● ENTRIES SHOWN
########################################
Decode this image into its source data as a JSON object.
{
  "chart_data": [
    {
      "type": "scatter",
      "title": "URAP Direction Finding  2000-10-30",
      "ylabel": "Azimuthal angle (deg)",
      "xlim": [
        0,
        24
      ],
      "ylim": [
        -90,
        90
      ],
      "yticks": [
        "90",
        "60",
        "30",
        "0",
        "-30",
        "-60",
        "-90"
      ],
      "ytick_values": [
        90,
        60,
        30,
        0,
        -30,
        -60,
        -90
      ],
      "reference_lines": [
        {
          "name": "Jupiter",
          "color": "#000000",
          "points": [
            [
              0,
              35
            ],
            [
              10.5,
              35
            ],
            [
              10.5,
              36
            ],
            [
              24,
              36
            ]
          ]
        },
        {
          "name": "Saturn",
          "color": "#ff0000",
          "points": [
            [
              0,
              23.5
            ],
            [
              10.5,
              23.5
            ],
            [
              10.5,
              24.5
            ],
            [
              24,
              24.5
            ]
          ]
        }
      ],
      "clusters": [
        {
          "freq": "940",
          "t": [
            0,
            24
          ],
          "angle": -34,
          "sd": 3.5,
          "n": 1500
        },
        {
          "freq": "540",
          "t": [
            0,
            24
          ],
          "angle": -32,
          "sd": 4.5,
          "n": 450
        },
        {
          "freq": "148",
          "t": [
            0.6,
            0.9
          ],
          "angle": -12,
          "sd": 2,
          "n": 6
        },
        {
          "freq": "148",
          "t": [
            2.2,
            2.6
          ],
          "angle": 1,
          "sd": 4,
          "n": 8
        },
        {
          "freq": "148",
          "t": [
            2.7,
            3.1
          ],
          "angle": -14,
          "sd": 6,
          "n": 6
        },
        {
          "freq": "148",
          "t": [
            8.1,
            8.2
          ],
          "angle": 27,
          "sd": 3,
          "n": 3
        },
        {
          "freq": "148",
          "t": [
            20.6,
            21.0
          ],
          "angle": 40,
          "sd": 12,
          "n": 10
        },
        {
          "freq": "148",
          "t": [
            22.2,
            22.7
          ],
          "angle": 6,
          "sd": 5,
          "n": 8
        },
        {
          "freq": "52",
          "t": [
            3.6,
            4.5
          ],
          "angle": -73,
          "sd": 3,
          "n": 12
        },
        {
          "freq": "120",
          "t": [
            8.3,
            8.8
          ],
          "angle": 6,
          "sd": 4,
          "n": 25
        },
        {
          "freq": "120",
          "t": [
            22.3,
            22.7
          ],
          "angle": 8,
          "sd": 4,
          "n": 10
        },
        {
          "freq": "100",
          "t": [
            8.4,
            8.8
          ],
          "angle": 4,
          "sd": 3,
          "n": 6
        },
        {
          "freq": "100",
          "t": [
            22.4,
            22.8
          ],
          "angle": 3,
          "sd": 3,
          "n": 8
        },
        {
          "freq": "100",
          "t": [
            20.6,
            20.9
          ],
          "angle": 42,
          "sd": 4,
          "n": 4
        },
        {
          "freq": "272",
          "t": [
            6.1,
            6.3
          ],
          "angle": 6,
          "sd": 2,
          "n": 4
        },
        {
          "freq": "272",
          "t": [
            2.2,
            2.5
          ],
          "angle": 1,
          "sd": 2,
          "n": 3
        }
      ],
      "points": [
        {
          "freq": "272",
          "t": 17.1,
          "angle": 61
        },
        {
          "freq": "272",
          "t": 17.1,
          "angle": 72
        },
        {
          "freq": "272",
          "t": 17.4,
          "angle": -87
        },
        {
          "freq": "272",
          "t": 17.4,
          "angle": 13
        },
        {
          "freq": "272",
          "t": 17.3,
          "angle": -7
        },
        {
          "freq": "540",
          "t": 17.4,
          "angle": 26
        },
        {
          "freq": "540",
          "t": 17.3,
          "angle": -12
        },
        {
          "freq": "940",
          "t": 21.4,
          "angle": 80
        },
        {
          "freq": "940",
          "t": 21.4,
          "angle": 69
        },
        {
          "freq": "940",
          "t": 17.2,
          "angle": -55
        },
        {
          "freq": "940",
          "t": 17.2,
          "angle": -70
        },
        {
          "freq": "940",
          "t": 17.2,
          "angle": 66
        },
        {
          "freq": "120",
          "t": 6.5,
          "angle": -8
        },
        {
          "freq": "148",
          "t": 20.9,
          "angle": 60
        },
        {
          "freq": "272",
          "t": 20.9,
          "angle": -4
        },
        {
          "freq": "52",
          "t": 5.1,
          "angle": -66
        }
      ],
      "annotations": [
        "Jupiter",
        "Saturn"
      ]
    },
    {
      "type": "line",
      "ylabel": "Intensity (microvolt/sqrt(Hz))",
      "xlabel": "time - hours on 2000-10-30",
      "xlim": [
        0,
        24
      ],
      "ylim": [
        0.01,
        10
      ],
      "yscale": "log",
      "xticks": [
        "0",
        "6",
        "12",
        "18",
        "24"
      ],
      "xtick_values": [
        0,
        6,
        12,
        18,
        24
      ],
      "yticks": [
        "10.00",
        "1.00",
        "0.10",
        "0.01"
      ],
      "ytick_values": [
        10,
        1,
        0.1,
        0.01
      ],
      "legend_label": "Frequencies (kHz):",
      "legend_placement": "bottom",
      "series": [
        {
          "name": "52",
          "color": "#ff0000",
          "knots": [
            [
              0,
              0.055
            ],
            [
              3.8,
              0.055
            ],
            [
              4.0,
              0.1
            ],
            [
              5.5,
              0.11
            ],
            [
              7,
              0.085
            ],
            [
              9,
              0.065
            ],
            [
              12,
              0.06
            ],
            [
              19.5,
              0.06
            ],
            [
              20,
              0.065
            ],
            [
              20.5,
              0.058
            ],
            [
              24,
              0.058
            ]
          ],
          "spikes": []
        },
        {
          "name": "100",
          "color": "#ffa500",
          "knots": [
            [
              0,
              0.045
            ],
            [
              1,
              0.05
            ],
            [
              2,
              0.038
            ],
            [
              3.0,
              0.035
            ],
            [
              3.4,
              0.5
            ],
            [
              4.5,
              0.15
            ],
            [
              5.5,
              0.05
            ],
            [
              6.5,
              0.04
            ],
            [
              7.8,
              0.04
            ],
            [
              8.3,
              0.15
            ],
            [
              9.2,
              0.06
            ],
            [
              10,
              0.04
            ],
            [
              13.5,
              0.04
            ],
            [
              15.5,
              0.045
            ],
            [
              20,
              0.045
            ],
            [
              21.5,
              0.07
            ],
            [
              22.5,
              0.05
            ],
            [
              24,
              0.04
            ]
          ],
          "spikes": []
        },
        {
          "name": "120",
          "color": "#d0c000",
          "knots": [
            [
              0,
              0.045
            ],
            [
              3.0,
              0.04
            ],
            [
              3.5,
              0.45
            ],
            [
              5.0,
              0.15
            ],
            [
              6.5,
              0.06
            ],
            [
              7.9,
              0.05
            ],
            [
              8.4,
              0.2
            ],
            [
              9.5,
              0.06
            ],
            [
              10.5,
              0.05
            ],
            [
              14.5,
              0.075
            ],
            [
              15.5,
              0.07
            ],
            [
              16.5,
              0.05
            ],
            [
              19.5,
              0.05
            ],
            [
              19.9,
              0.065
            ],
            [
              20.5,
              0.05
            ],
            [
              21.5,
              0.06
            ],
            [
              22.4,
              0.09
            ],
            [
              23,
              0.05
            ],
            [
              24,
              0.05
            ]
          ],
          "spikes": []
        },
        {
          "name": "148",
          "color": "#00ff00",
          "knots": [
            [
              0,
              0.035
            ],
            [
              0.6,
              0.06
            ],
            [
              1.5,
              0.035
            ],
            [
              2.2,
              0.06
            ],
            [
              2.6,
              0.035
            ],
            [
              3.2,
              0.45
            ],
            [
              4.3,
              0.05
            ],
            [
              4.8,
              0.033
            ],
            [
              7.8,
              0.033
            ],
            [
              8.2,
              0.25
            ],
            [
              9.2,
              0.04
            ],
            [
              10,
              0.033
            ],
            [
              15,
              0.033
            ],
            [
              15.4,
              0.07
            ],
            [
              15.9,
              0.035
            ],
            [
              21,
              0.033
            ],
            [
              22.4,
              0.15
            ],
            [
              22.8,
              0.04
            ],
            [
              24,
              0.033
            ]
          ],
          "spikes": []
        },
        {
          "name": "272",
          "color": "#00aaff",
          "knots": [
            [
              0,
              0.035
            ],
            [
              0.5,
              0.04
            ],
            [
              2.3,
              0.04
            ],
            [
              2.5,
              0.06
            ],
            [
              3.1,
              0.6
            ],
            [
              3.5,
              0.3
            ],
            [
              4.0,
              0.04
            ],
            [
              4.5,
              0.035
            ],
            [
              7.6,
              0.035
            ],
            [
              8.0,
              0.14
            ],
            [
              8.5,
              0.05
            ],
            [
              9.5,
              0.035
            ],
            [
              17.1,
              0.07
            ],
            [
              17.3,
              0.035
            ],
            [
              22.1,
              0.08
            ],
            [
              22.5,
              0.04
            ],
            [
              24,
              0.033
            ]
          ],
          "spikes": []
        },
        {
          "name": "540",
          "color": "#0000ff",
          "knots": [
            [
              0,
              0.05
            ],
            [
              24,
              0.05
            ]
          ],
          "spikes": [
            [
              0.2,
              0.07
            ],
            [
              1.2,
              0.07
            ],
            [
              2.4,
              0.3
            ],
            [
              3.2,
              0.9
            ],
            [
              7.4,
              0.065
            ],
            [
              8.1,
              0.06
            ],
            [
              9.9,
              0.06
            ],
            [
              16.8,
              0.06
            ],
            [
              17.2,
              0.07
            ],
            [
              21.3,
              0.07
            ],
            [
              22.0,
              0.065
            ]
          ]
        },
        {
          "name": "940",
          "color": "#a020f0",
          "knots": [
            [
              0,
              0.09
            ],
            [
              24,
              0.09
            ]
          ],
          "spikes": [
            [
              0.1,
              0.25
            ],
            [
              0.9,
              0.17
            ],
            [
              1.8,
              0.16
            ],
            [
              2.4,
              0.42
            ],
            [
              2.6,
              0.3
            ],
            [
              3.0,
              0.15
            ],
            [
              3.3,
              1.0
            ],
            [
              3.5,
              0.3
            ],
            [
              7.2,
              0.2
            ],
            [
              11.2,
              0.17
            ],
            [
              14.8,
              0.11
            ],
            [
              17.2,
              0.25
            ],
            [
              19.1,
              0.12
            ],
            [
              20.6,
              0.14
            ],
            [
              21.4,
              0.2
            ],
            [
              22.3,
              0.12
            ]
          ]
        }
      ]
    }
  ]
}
########################################
● OBJECTIVE
Go through the records and show every line with the string "name" in it.

● SOLUTION
          "name": "Jupiter",
          "name": "Saturn",
          "name": "52",
          "name": "100",
          "name": "120",
          "name": "148",
          "name": "272",
          "name": "540",
          "name": "940",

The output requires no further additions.